» Direction 1:
From the records, copy out the lines from the one containing "427, 758, 464]" through the one containing "nav-item-about-us[interactable]: ABOUT US: [229, 175, 270, 188]", inclusive, reproducing each line unchanged.

──────── Page extract

Sadly, this effort had some success since nobody dared to speak up about it, except Don Deya of the Pan African Lawyers Union (PALU), the lead counsel of the applicant villages who wrote a letter to the principal judge seeking interim orders to stop the intimidation campaign, including requesting that the OCD be summoned to court to explain the measures and actions he is taking in regard of the leaders and members of the suing villages. Someone contacted the Oakland Institute that wrote about the harassment.

The chairmen of the villages were summoned to the police station, and questioned on why they sued the government, on who gave them the authority to do so, and on whether they had the unequivocal support of the villagers to sue. When they presented evidence in the form of meeting minutes from the respective villages, they were accused of having forged these. The chairmen of the villages of Ololosokwan, Kirtalo, Arash were arrested and released on the condition that they present themselves at Loliondo police station every Friday, which effectively prevented them from attending the East African Court of Justice in Arusha on Thursday, 7th June, since, due to road conditions, it’s a 10-hour trip from Loliondo to Arusha (upgrading has commenced on the first stretch of the road). Now they don’t have to report at the police station anymore, but have been told that they will be summoned if needed. They have reportedly been charged with: instituting a case against the central government without permission; holding a community meeting without permission from the government; contributing financial resources to pay the lawyers without government approval; and, being involved in the production of a report by the Oakland Institute, which according to the Oakland Institute is an unfounded and false allegation (which I believe, even if being involved in producing a report isn’t a crime in any way, and neither are the other charges).

The chairman of Oloirien (I was earlier recommended the spelling “Olorien”), Nekitio Ledidi, together with another man from Oloirien called Salau Makoi, was arrested for 25 days (in Tanzania someone arrested must be taken to court or granted bail after 24 hours, but as known, Loliondo is lawless) before being taken to court and granted bail on 1st June. Then the two men were re-arrested, and bail applied for the same day. When summoned to Loliondo police station on Monday 4th June they were taken to Bariadi in Simiyu region by a task force. They were kept illegally arrested in Bariadi, accused of something related to “illegal arms”, which with all probability is a false accusation, and the chairman was being threatened to withdraw the case in the EACJ - while everyone in Loliondo stayed silent. For the past two months, or so, there’s been another stream of arrests in Loliondo, further contributing to the climate of lawlessness and fear. I’ve been told that some individuals have had arms, but handed them in. The accusation of “illegal arms” has turned into a business, making victims pay 2 million to be released, and people with grudges reporting those that they want to hurt. On 20th June a habeas corpus - Misc Criminal Application no 38 of 2018 before Judge Maghimbi - was filed by advocate Jebra Kambole of Law Guards Advocates, and the officer commanding Loliondo police station summoned to the High Court in Arusha on 22nd June. The hearing took place on 22nd June, and orders were to be given on Tuesday 26th June, but fearing this, the government side instead rushed off to Mugumu in Serengeti district where they on 25th June charged Nekitio and Salau with between February 2011 and November 2014 having transported and sold in Kenya six elephant tusks, property of the Government of Tanzania! It’s a little too obvious that accusations of a couple of crimes, committed over the time of three years - four years ago - come conveniently to further derail the case in the East African Court of Justice. Currently the two men are in prison in Mugumu. The case which face them is unbailable at the district court, but bail has been applied for at the High Court of Tanzania.

────────────────
──────── Input rows

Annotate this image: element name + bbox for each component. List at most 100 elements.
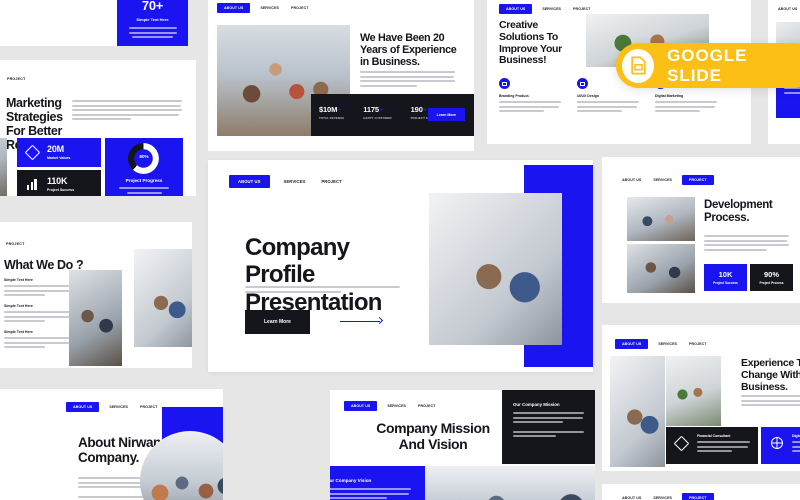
card-financial-consultant[interactable]: Financial Consultant: [666, 427, 758, 464]
slide-development-process[interactable]: ABOUT US SERVICES PROJECT Development Pr…: [602, 157, 800, 303]
google-slides-icon: [630, 56, 646, 75]
nav-item-project[interactable]: PROJECT: [138, 402, 159, 412]
nav-item-about-us[interactable]: ABOUT US: [66, 402, 100, 412]
body-text: [360, 71, 455, 89]
title-line-3: Business.: [741, 380, 788, 393]
nav-item-services[interactable]: SERVICES: [651, 493, 674, 500]
stat-value: 20M: [47, 144, 64, 154]
list-item: Simple Text Here: [4, 304, 72, 322]
slide-photo: [610, 356, 665, 467]
stat-card-market-values[interactable]: 20M Market Values: [17, 138, 101, 167]
slide-nav[interactable]: ABOUT US SERVICES PROJECT: [499, 4, 593, 14]
card-digital-marketing[interactable]: Digital Marketing: [761, 427, 800, 464]
slide-company-mission-vision[interactable]: ABOUT US SERVICES PROJECT Company Missio…: [330, 390, 595, 500]
slide-company-profile[interactable]: ABOUT US SERVICES PROJECT Company Profil…: [208, 160, 593, 372]
slide-nav[interactable]: ABOUT US SERVICES PROJECT: [615, 339, 709, 349]
title-line-1: Development: [704, 199, 773, 211]
list-item: Simple Text Here: [4, 330, 72, 348]
badge-icon-circle: [622, 48, 655, 83]
card-label: Digital Marketing: [792, 434, 800, 438]
slide-nav[interactable]: ABOUT US SERVICES PROJECT: [217, 3, 311, 13]
bar-chart-icon: [27, 179, 39, 190]
nav-item-about-us[interactable]: ABOUT US: [344, 401, 378, 411]
slide-nav[interactable]: ABOUT US SERVICES PROJECT: [620, 493, 714, 500]
slide-top-left-stat-card[interactable]: 70+ Simple Text Here: [117, 0, 188, 46]
nav-item-about-us[interactable]: ABOUT US: [229, 175, 270, 188]
learn-more-button[interactable]: Learn More: [427, 108, 465, 121]
slide-nav[interactable]: ABOUT US SERVICES PROJECT: [344, 401, 438, 411]
slide-20-years-experience[interactable]: ABOUT US SERVICES PROJECT We Have Been 2…: [208, 0, 474, 151]
slide-photo: [666, 356, 721, 426]
stat-value: 70+: [141, 0, 164, 13]
stat-item: $10M + TOTAL REVENUE: [319, 105, 344, 120]
stat-value: 1175: [363, 105, 379, 114]
stat-label: Project Success: [713, 281, 738, 285]
stat-card-project-process[interactable]: 90% Project Process: [750, 264, 793, 291]
nav-item-services[interactable]: SERVICES: [651, 175, 674, 185]
slide-photo: [425, 466, 595, 500]
stat-card-project-success[interactable]: 110K Project Success: [17, 170, 101, 196]
donut-title: Project Progress: [125, 178, 163, 183]
briefcase-icon: [499, 78, 510, 89]
nav-item-about-us[interactable]: ABOUT US: [620, 175, 643, 185]
slide-experience-change[interactable]: ABOUT US SERVICES PROJECT Experience The…: [602, 325, 800, 471]
item-label: Simple Text Here: [4, 278, 33, 282]
card-heading: Our Company Vision: [330, 478, 372, 483]
nav-item-project[interactable]: PROJECT: [687, 339, 708, 349]
card-company-mission: Our Company Mission: [502, 390, 595, 464]
slide-bottom-right-partial[interactable]: ABOUT US SERVICES PROJECT: [602, 484, 800, 500]
google-slide-badge[interactable]: GOOGLE SLIDE: [616, 43, 800, 88]
nav-item-about-us[interactable]: ABOUT US: [620, 493, 643, 500]
nav-item-project[interactable]: PROJECT: [289, 3, 310, 13]
slide-photo: [627, 197, 695, 241]
diamond-icon: [673, 435, 690, 452]
nav-item-about-us[interactable]: ABOUT US: [776, 4, 799, 14]
nav-item-project[interactable]: PROJECT: [319, 176, 343, 187]
slide-nav[interactable]: ABOUT US SERVICES PROJECT: [66, 402, 160, 412]
slide-marketing-strategies[interactable]: PROJECT Marketing Strategies For Better …: [0, 60, 196, 196]
stat-label: Project Process: [759, 281, 784, 285]
nav-item-services[interactable]: SERVICES: [540, 4, 563, 14]
stat-value: 90%: [763, 270, 779, 279]
card-project-progress[interactable]: 80% Project Progress: [105, 138, 183, 196]
stat-suffix: +: [422, 105, 428, 114]
stat-value: 10K: [718, 270, 733, 279]
nav-item-project[interactable]: PROJECT: [682, 493, 714, 500]
slide-nav[interactable]: ABOUT US SERVICES PROJECT: [620, 175, 714, 185]
monitor-icon: [577, 78, 588, 89]
nav-item-about-us[interactable]: ABOUT US: [217, 3, 251, 13]
slide-photo: [134, 249, 192, 347]
slide-nav[interactable]: ABOUT US SERVICES: [776, 4, 800, 14]
slide-about-nirwana[interactable]: ABOUT US SERVICES PROJECT About Nirwana …: [0, 389, 223, 500]
stat-value: 190: [410, 105, 423, 114]
stat-label: Simple Text Here: [136, 17, 169, 22]
slide-nav[interactable]: ABOUT US SERVICES PROJECT: [229, 175, 344, 188]
nav-item-about-us[interactable]: ABOUT US: [615, 339, 649, 349]
page-title: Company Profile Presentation: [245, 234, 410, 316]
arrow-right-icon: [340, 316, 384, 325]
nav-item-services[interactable]: SERVICES: [656, 339, 679, 349]
learn-more-button[interactable]: Learn More: [245, 310, 310, 334]
slide-photo: [0, 138, 7, 196]
stat-value: $10M: [319, 105, 338, 114]
stat-label: TOTAL REVENUE: [319, 116, 345, 120]
title-line-3: in Business.: [360, 56, 420, 69]
stat-item: 1175 + HAPPY CUSTOMER: [363, 105, 391, 120]
stat-card-project-success[interactable]: 10K Project Success: [704, 264, 747, 291]
nav-item-services[interactable]: SERVICES: [107, 402, 130, 412]
nav-item-project[interactable]: PROJECT: [416, 401, 437, 411]
item-label: Simple Text Here: [4, 330, 33, 334]
title-line-2: Years of Experience: [360, 44, 457, 57]
feature-label: UI/UX Design: [577, 94, 599, 98]
nav-item-project[interactable]: PROJECT: [682, 175, 714, 185]
stat-label: Project Success: [47, 188, 75, 192]
nav-item-about-us[interactable]: ABOUT US: [499, 4, 533, 14]
title-line-1: Experience The: [741, 357, 800, 369]
stat-label: Market Values: [47, 156, 71, 160]
slide-what-we-do[interactable]: PROJECT What We Do ? Simple Text Here Si…: [0, 222, 192, 368]
donut-value: 80%: [139, 154, 149, 159]
nav-item-services[interactable]: SERVICES: [385, 401, 408, 411]
nav-item-project[interactable]: PROJECT: [571, 4, 592, 14]
nav-item-services[interactable]: SERVICES: [282, 176, 308, 187]
nav-item-services[interactable]: SERVICES: [258, 3, 281, 13]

────────────────

» Direction 2:
Answer these questions using the account of the Loliondo arrests above:
(a) Who wrote to the principal judge seeking interim orders to stop the intimidation campaign?
(b) How often did the chairmen of Ololosokwan, Kirtalo and Arash have to present themselves at Loliondo police station?
(c) On what date were Nekitio and Salau charged in Mugumu?

» Expected answer 1:
card-financial-consultant[interactable]: Financial Consultant: [666, 427, 758, 464]
slide-development-process[interactable]: ABOUT US SERVICES PROJECT Development Pr…: [602, 157, 800, 303]
google-slides-icon: [630, 56, 646, 75]
nav-item-project[interactable]: PROJECT: [138, 402, 159, 412]
nav-item-about-us[interactable]: ABOUT US: [66, 402, 100, 412]
body-text: [360, 71, 455, 89]
title-line-3: Business.: [741, 380, 788, 393]
nav-item-services[interactable]: SERVICES: [651, 493, 674, 500]
stat-value: 20M: [47, 144, 64, 154]
list-item: Simple Text Here: [4, 304, 72, 322]
slide-photo: [610, 356, 665, 467]
stat-card-market-values[interactable]: 20M Market Values: [17, 138, 101, 167]
slide-nav[interactable]: ABOUT US SERVICES PROJECT: [499, 4, 593, 14]
card-digital-marketing[interactable]: Digital Marketing: [761, 427, 800, 464]
slide-company-mission-vision[interactable]: ABOUT US SERVICES PROJECT Company Missio…: [330, 390, 595, 500]
slide-company-profile[interactable]: ABOUT US SERVICES PROJECT Company Profil…: [208, 160, 593, 372]
slide-nav[interactable]: ABOUT US SERVICES PROJECT: [615, 339, 709, 349]
title-line-1: Development: [704, 199, 773, 211]
list-item: Simple Text Here: [4, 330, 72, 348]
badge-icon-circle: [622, 48, 655, 83]
card-label: Digital Marketing: [792, 434, 800, 438]
slide-nav[interactable]: ABOUT US SERVICES PROJECT: [217, 3, 311, 13]
bar-chart-icon: [27, 179, 39, 190]
nav-item-about-us[interactable]: ABOUT US: [344, 401, 378, 411]
slide-nav[interactable]: ABOUT US SERVICES PROJECT: [620, 493, 714, 500]
slide-top-left-stat-card[interactable]: 70+ Simple Text Here: [117, 0, 188, 46]
nav-item-about-us[interactable]: ABOUT US: [229, 175, 270, 188]

» Expected answer 2:
(a) Don Deya of the Pan African Lawyers Union (PALU)
(b) Every Friday
(c) 25th June